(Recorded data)
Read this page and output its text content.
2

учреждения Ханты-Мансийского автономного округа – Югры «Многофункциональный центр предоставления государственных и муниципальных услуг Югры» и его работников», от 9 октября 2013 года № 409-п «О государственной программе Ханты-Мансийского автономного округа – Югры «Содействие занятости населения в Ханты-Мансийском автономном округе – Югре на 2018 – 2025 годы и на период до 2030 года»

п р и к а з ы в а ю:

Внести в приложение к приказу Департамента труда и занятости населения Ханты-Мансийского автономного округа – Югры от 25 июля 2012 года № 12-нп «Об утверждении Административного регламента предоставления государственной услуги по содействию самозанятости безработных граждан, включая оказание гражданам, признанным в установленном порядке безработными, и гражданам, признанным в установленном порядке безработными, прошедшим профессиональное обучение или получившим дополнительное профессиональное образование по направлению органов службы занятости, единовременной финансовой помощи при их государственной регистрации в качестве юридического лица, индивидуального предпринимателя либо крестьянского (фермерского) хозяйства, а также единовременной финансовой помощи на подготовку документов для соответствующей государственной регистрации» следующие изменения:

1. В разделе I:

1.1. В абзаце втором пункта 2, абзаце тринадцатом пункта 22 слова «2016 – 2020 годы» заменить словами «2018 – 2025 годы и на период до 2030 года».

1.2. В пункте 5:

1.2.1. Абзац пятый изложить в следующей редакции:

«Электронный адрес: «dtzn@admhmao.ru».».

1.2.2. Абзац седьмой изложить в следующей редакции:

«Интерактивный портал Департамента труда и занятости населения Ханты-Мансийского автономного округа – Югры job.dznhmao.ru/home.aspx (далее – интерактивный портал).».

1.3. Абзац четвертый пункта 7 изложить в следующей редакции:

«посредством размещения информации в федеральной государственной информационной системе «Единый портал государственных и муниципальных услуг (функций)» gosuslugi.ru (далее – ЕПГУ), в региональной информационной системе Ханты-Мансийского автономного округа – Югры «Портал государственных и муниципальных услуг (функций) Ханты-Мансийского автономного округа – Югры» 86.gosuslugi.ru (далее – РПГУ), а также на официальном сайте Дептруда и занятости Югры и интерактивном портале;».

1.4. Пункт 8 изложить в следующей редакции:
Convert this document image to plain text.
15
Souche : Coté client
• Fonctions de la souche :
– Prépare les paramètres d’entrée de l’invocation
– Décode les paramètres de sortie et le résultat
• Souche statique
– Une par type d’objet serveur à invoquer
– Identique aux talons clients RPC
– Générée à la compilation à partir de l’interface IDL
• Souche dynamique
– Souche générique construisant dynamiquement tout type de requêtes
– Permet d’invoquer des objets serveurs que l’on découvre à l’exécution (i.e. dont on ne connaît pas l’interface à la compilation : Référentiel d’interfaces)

Given problem: Scan the records above, count the lines with "следующей" in them, and give only the number.

Result below: 4